■ **THE TASK**:
Using the entries that follow, collect the lines where the word "JSON" appears.

■ **Dataset entries on figures**:
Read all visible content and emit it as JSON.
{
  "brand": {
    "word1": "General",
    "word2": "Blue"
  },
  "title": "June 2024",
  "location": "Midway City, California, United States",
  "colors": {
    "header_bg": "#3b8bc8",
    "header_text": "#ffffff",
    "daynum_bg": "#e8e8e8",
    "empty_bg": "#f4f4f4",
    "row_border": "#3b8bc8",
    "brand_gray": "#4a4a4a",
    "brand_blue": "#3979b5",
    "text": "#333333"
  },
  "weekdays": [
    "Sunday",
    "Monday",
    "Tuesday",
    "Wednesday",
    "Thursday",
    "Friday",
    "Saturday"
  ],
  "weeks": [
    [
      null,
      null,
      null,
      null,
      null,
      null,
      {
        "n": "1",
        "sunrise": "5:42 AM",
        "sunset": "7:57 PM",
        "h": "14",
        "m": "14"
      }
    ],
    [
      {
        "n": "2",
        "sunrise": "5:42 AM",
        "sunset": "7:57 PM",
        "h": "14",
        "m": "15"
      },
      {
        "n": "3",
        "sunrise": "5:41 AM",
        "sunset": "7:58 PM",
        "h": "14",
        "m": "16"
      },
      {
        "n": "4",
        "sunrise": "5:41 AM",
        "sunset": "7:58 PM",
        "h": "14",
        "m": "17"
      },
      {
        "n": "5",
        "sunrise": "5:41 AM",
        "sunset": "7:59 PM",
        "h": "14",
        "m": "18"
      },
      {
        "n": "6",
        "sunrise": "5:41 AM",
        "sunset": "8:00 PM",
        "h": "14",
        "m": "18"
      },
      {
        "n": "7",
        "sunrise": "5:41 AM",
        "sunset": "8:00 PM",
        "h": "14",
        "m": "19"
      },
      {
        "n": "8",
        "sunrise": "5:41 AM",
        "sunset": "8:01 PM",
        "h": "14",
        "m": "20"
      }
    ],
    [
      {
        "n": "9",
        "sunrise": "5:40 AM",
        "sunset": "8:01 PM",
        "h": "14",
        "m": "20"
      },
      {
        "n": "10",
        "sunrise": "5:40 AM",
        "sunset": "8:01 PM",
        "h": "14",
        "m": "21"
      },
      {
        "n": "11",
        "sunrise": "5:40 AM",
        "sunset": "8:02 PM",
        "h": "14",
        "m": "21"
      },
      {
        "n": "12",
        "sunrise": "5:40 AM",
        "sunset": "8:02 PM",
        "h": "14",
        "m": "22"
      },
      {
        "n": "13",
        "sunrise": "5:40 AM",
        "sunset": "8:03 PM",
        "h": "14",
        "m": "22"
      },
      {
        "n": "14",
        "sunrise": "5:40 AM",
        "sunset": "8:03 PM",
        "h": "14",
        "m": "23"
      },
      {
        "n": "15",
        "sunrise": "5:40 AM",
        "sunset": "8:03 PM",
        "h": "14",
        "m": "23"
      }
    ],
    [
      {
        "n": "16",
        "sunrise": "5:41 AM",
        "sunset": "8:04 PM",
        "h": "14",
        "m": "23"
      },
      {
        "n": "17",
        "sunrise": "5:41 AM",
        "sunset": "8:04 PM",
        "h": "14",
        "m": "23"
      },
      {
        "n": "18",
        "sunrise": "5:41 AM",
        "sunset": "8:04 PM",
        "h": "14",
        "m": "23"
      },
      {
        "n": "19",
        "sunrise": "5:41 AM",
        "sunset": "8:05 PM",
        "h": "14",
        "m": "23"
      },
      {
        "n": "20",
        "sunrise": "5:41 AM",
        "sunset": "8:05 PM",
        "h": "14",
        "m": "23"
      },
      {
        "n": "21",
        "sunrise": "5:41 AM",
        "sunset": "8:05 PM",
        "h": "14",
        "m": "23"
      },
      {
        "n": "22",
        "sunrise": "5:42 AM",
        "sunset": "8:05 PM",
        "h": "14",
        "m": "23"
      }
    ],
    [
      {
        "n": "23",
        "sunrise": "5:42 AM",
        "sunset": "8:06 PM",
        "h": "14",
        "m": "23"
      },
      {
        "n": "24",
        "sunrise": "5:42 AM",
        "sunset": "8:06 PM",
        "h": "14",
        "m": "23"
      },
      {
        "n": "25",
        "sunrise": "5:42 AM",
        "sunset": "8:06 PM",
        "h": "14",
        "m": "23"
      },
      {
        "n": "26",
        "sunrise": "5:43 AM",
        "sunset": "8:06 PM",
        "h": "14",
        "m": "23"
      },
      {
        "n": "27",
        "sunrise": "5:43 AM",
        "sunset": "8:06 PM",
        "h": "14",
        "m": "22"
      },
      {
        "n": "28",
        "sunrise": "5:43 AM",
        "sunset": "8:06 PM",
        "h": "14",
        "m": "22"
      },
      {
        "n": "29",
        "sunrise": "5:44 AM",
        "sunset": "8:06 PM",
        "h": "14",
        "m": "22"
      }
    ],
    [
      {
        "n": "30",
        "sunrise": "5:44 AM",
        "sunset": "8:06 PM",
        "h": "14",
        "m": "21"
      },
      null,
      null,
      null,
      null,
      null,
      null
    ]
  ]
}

---

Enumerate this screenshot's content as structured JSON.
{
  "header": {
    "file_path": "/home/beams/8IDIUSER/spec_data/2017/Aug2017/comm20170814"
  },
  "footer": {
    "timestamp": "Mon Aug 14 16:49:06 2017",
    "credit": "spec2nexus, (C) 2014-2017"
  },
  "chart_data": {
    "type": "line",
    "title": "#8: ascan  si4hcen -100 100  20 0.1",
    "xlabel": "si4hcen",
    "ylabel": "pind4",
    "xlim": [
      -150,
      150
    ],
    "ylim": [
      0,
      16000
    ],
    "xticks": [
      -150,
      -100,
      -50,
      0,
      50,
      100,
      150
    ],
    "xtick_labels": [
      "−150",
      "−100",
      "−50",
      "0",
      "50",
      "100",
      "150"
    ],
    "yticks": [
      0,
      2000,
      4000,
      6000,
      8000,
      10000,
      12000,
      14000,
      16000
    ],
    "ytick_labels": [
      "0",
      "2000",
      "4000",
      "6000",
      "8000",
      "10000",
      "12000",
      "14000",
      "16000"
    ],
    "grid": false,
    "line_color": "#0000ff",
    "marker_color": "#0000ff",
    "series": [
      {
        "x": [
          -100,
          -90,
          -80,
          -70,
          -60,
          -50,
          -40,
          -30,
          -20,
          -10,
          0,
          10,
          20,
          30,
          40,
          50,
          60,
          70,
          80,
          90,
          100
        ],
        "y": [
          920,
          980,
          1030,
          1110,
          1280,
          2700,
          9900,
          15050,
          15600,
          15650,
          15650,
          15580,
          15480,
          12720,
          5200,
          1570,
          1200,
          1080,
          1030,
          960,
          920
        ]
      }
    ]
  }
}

■ **WRITTEN SOLUTION**:
Read all visible content and emit it as JSON.
Enumerate this screenshot's content as structured JSON.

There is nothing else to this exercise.